Stored items from a collection
+--

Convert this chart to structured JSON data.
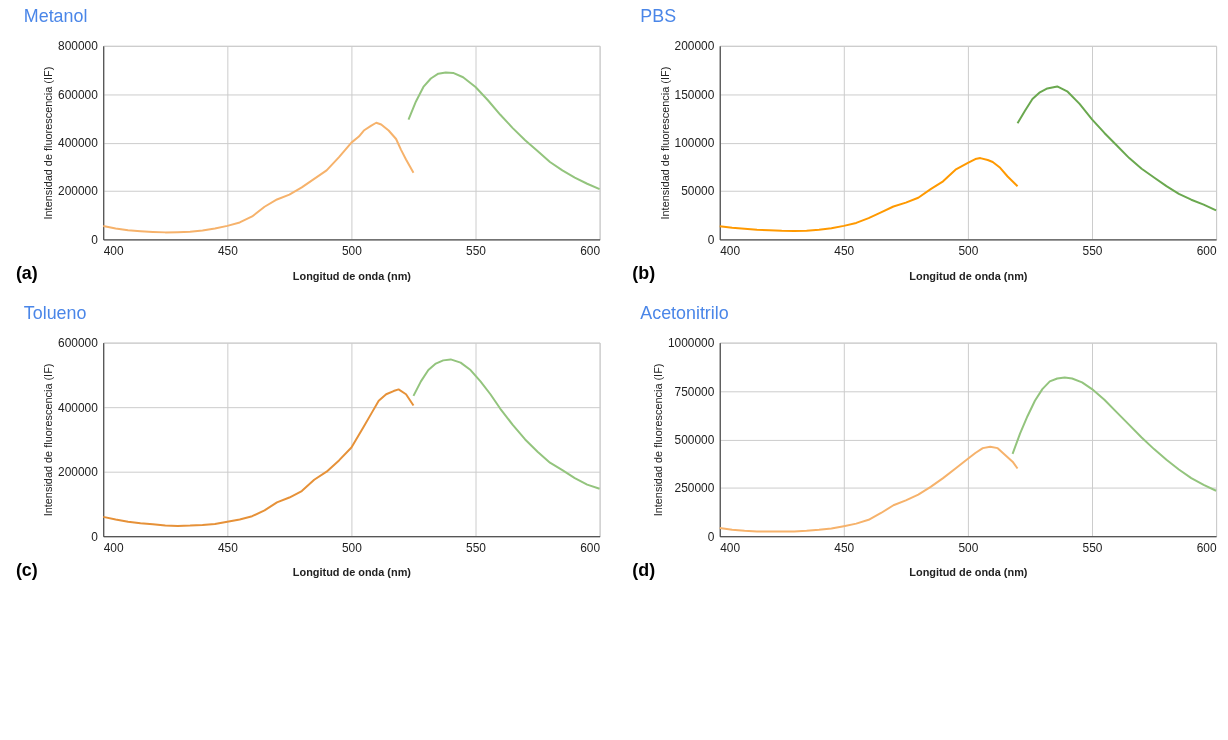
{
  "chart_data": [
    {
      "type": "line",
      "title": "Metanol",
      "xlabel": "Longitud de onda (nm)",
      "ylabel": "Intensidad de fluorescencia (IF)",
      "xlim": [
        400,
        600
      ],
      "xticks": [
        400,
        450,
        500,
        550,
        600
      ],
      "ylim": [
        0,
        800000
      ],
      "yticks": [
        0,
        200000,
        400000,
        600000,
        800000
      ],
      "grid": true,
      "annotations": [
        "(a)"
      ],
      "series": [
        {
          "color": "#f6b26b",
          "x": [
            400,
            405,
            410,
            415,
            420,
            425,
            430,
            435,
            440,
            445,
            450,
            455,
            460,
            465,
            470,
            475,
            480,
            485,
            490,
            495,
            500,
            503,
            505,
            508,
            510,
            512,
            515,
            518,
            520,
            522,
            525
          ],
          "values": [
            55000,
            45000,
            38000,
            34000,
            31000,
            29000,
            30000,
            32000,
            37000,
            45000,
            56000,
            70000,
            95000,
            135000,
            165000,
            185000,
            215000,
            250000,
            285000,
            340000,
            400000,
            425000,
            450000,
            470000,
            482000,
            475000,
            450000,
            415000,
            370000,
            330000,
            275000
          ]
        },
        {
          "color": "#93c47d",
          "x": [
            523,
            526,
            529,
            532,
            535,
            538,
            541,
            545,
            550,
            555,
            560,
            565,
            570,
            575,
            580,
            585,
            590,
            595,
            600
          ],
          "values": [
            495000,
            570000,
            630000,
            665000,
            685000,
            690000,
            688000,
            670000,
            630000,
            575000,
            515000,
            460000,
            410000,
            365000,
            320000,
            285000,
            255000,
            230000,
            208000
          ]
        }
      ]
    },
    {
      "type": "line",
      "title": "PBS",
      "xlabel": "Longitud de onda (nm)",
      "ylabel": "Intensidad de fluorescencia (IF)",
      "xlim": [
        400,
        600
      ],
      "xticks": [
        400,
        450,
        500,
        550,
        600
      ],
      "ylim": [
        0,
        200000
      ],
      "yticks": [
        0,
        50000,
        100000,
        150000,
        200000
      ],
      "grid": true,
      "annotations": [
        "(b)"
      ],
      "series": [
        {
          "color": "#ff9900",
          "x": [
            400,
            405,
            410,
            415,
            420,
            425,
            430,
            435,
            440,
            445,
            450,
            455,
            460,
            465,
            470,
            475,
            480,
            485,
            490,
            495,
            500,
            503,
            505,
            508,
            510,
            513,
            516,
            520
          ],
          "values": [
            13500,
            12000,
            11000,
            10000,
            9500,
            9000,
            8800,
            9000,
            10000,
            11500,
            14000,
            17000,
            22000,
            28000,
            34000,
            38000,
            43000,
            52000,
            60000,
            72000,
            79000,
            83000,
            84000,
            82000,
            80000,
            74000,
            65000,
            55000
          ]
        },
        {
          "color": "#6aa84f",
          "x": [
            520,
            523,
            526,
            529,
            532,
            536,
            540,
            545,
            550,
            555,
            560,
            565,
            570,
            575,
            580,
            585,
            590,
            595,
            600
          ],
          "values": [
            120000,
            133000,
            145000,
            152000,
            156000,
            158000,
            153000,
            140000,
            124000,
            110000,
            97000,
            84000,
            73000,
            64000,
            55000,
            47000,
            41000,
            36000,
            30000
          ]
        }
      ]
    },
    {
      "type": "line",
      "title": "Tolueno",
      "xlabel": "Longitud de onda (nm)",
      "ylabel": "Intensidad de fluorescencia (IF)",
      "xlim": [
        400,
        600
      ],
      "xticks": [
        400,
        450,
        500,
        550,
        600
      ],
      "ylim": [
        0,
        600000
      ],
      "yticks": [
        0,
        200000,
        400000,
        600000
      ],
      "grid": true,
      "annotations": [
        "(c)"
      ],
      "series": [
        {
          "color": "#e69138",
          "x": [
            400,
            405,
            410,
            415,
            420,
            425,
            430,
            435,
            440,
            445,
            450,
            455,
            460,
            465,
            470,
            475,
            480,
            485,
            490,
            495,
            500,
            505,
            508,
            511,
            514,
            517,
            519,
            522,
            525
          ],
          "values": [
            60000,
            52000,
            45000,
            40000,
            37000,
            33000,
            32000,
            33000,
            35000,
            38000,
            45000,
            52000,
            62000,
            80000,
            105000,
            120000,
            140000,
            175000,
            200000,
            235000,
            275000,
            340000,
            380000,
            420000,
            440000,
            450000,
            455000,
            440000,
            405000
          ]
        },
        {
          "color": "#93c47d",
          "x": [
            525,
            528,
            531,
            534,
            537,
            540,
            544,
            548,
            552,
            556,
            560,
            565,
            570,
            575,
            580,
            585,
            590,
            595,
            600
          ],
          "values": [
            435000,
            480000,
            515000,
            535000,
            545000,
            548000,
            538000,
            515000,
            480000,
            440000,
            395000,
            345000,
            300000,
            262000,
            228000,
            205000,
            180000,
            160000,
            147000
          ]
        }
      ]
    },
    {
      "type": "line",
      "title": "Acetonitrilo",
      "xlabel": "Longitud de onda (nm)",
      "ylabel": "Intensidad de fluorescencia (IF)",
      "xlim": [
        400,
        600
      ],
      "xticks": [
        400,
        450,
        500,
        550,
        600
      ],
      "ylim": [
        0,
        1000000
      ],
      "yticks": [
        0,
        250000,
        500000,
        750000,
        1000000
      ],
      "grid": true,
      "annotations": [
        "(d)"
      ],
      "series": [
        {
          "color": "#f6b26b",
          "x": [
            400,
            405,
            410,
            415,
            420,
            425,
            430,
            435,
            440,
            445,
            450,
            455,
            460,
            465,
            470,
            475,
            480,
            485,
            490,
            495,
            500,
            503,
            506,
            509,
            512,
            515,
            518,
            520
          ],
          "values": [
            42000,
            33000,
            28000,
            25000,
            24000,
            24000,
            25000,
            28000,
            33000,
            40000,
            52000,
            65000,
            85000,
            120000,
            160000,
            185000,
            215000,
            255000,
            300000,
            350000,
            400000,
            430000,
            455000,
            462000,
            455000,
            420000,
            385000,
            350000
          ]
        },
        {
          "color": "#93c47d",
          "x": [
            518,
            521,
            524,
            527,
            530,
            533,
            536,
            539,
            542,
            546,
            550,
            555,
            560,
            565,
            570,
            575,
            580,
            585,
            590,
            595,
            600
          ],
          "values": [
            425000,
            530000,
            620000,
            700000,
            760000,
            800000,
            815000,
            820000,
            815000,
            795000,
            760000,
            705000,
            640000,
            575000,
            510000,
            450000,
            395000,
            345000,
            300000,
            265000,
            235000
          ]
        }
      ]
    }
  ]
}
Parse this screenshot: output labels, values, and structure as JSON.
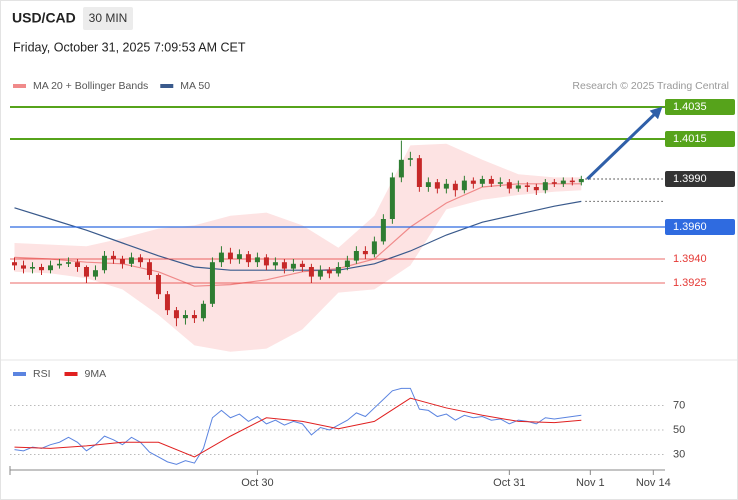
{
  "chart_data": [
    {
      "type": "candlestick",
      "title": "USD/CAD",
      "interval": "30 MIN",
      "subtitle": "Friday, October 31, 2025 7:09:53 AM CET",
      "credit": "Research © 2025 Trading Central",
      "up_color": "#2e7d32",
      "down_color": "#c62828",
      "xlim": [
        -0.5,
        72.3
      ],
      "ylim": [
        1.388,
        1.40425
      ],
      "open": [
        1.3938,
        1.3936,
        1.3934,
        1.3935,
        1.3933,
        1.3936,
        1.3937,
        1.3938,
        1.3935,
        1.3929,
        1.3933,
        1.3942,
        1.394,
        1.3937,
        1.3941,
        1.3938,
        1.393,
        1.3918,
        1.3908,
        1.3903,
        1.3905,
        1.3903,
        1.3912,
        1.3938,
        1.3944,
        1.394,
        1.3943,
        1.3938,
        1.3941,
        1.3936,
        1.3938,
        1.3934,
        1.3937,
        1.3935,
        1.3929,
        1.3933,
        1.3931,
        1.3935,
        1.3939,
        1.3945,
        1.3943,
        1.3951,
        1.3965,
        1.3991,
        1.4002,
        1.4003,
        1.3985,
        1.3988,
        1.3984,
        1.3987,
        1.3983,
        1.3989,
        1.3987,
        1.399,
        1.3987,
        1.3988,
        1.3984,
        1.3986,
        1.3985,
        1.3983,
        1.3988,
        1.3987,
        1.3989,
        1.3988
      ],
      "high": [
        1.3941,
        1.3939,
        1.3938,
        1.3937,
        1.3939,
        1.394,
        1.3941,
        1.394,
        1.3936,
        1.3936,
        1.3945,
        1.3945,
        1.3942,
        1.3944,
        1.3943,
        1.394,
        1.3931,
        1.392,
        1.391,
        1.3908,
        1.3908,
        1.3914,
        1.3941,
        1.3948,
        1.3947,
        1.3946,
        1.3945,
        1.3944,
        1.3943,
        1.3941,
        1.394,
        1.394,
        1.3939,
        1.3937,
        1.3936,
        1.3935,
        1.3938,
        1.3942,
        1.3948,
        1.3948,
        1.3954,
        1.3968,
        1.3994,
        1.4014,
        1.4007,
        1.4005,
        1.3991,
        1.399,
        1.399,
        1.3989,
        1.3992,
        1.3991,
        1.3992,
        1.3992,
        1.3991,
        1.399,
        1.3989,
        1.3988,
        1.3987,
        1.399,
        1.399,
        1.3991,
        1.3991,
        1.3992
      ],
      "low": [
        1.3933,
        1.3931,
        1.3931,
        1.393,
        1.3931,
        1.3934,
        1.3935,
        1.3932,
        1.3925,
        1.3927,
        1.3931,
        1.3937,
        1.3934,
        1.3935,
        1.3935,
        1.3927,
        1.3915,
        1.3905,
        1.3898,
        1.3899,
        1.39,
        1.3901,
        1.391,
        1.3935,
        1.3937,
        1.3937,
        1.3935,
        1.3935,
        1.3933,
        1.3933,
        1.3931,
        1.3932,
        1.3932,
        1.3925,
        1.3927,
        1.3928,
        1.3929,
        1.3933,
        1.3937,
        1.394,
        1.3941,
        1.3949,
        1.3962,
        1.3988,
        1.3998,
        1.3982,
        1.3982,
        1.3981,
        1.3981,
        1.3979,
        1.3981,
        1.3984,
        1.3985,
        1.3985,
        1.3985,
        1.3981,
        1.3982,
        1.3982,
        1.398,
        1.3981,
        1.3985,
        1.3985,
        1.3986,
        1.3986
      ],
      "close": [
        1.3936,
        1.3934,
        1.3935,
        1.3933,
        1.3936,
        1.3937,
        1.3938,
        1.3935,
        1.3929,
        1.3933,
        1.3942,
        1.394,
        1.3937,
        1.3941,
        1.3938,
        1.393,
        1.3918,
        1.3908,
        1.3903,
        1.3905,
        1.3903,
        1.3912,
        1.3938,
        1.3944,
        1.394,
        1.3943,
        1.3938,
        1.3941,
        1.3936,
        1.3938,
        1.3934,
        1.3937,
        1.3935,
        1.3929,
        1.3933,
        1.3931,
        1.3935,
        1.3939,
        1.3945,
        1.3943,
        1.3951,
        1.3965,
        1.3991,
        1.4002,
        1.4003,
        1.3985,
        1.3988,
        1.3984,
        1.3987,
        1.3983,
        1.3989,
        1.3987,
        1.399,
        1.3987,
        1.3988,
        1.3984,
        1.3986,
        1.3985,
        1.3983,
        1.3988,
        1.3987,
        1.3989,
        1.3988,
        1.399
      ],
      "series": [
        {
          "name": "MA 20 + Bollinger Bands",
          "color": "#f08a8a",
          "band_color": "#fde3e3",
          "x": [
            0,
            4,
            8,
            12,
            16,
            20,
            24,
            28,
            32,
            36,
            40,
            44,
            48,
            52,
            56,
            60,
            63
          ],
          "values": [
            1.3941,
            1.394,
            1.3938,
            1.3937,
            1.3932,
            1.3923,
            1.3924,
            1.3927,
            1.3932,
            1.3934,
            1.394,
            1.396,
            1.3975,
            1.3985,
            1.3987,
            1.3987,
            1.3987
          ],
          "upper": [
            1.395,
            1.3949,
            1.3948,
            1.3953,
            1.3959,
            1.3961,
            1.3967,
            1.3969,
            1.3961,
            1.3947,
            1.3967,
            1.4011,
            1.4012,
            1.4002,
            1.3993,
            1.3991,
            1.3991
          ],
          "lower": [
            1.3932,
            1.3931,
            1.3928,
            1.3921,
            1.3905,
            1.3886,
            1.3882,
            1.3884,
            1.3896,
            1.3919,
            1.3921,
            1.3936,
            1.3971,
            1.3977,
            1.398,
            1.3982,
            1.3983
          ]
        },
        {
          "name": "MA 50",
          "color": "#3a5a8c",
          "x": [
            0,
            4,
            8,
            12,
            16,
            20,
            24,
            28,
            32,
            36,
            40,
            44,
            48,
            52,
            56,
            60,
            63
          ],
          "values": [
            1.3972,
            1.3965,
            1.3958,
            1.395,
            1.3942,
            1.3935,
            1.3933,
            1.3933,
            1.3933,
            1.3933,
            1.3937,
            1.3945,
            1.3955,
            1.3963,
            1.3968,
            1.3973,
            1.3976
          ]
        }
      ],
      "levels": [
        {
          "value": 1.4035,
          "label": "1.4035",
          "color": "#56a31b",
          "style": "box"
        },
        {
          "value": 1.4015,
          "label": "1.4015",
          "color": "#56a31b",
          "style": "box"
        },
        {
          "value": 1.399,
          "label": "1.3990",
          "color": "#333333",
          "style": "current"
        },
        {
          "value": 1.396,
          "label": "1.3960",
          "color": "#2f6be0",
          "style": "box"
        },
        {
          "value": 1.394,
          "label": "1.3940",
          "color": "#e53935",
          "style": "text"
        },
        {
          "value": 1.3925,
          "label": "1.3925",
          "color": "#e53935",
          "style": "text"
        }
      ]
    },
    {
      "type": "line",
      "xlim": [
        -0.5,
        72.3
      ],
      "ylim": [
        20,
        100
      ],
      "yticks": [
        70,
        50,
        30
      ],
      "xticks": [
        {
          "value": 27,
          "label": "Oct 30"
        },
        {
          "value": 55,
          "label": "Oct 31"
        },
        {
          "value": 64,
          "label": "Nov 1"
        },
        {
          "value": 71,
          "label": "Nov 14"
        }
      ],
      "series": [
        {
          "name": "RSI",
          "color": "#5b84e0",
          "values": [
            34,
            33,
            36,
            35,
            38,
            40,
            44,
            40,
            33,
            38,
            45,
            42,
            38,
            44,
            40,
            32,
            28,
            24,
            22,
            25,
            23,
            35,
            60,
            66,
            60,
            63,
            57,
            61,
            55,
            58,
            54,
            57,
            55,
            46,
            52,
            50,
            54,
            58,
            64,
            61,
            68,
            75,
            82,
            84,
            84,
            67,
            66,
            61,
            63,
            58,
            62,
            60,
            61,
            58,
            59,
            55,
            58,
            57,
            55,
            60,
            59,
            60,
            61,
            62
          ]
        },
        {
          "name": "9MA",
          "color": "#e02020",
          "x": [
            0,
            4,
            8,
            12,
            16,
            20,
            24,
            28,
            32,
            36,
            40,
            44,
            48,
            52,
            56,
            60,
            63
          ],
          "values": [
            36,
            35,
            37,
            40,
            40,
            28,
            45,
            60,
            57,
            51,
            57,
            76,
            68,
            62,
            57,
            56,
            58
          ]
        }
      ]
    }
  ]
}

+--

-- Instructions for the task --
Identify the lines of the data that contain the word "JSON". Copy each of them.

-- Output for this task --
Convert this chart to structured JSON data.
Parse this screenshot: output labels, values, and structure as JSON.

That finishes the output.